Christian Tantra

John Humphrey Noyes: Complex Marriage and Male Continence

"The Shakers, and most revivalists, had been content to permit the
maximum amount of license that was compatible with absolute chastity. 
The complement of this license was a rigid system of taboo, which was
observed with a ritualistic attention to detail.... The students of both
sexes who attended [Oberlin Theological Seminary] prided themselves upon
their ability to withstand all sexual temptation.  But since their
spiritual muscles were in such fine trim, the desire to exercise them
was corres- pondingly great.  How could they be certain of their stamina
and resistance -- how, indeed, could they even keep in training --
without regular practice in jumping the hurdles and leaping the ditches
of sexual temptation?  Some means must be found of arousing passion in
order that it might be resisted -- some means, of course, that would
have the blessing of religious sanction.

▸ **Information provided**:
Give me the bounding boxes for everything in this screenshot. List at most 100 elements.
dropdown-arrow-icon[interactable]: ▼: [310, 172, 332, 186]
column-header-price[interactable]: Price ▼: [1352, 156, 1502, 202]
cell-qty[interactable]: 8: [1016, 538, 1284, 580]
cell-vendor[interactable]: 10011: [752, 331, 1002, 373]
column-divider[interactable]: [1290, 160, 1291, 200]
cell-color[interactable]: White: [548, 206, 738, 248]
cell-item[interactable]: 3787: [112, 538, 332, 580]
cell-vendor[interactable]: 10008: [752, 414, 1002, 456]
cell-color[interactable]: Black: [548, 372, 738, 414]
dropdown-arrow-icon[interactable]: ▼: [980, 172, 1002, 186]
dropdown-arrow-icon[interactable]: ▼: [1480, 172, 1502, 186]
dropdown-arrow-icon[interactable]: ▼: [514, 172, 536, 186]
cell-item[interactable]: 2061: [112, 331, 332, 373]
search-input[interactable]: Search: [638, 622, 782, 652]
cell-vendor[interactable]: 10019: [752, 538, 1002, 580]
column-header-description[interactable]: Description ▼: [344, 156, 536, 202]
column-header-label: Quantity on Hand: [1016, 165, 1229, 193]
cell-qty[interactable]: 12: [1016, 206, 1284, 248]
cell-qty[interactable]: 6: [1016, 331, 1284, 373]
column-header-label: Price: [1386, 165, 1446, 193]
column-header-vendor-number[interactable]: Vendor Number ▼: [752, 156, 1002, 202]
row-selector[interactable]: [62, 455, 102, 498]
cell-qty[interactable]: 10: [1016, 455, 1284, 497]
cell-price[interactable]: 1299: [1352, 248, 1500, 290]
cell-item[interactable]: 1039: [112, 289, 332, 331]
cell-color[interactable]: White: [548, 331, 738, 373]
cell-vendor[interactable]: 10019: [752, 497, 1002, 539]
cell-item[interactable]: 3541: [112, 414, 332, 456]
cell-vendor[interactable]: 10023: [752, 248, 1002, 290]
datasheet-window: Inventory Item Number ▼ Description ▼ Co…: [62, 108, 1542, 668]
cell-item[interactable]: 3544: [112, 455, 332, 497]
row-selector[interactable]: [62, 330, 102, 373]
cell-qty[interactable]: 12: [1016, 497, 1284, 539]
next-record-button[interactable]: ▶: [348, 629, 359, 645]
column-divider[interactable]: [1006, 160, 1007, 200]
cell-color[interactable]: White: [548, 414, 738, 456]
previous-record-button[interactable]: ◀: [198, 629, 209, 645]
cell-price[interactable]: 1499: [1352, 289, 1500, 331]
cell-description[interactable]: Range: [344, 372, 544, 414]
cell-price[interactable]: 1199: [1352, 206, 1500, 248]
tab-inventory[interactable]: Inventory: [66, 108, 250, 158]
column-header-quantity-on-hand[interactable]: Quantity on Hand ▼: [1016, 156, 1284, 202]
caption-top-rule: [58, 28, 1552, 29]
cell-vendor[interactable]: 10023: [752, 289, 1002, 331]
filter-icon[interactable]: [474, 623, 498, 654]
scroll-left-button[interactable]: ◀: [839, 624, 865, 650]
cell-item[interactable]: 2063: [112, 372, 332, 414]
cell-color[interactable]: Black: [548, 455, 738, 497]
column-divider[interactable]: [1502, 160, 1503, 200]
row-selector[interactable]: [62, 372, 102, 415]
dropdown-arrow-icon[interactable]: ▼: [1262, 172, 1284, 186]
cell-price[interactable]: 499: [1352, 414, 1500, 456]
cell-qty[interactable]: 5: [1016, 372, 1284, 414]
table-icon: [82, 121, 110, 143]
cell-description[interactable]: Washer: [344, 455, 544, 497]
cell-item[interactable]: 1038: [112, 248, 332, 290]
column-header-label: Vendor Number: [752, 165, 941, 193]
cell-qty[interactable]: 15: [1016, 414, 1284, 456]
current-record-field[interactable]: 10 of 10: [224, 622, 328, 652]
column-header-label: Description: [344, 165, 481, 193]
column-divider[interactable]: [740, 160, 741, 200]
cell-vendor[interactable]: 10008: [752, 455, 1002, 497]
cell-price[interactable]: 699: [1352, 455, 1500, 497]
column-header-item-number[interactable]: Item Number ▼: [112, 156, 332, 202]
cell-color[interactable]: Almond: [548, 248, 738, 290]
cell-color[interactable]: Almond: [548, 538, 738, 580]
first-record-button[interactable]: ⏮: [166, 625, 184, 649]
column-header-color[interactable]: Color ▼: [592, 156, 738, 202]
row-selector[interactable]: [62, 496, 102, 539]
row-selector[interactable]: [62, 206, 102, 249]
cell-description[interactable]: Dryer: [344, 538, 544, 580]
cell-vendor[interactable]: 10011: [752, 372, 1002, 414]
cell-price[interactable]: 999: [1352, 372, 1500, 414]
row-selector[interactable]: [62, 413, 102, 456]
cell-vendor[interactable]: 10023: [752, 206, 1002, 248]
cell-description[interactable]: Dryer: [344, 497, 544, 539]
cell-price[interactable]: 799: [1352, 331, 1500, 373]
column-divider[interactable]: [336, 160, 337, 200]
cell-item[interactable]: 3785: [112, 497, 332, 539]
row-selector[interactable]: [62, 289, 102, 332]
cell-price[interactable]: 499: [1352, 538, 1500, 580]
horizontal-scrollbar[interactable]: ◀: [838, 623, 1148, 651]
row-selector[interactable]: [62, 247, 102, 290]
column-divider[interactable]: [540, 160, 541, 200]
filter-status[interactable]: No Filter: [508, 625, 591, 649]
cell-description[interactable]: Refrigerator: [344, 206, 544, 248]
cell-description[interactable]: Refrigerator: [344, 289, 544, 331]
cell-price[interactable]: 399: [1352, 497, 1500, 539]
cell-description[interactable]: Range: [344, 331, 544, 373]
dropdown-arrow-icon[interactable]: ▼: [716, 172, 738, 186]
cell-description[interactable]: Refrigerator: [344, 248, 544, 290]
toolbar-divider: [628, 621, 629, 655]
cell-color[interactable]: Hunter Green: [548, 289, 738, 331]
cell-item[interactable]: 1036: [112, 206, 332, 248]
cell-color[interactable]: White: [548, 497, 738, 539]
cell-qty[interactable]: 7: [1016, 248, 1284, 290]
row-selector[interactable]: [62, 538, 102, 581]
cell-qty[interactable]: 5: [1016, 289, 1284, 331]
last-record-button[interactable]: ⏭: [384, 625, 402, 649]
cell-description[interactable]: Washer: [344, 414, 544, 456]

▸ **Short exercise 1**: Write out the stretch of the passage on John Humphrey Noyes from "John Humphrey Noyes: Complex" through "with absolute chastity.", word for word.
▸ **Short exercise 2**: Return, character for character, the stretch of the entries from their first line through the line containing "156, 536, 202]", with both of those lines included.

▸ **Output 1**:
John Humphrey Noyes: Complex Marriage and Male Continence

"The Shakers, and most revivalists, had been content to permit the
maximum amount of license that was compatible with absolute chastity.

▸ **Output 2**:
Give me the bounding boxes for everything in this screenshot. List at most 100 elements.
dropdown-arrow-icon[interactable]: ▼: [310, 172, 332, 186]
column-header-price[interactable]: Price ▼: [1352, 156, 1502, 202]
cell-qty[interactable]: 8: [1016, 538, 1284, 580]
cell-vendor[interactable]: 10011: [752, 331, 1002, 373]
column-divider[interactable]: [1290, 160, 1291, 200]
cell-color[interactable]: White: [548, 206, 738, 248]
cell-item[interactable]: 3787: [112, 538, 332, 580]
cell-vendor[interactable]: 10008: [752, 414, 1002, 456]
cell-color[interactable]: Black: [548, 372, 738, 414]
dropdown-arrow-icon[interactable]: ▼: [980, 172, 1002, 186]
dropdown-arrow-icon[interactable]: ▼: [1480, 172, 1502, 186]
dropdown-arrow-icon[interactable]: ▼: [514, 172, 536, 186]
cell-item[interactable]: 2061: [112, 331, 332, 373]
search-input[interactable]: Search: [638, 622, 782, 652]
cell-vendor[interactable]: 10019: [752, 538, 1002, 580]
column-header-description[interactable]: Description ▼: [344, 156, 536, 202]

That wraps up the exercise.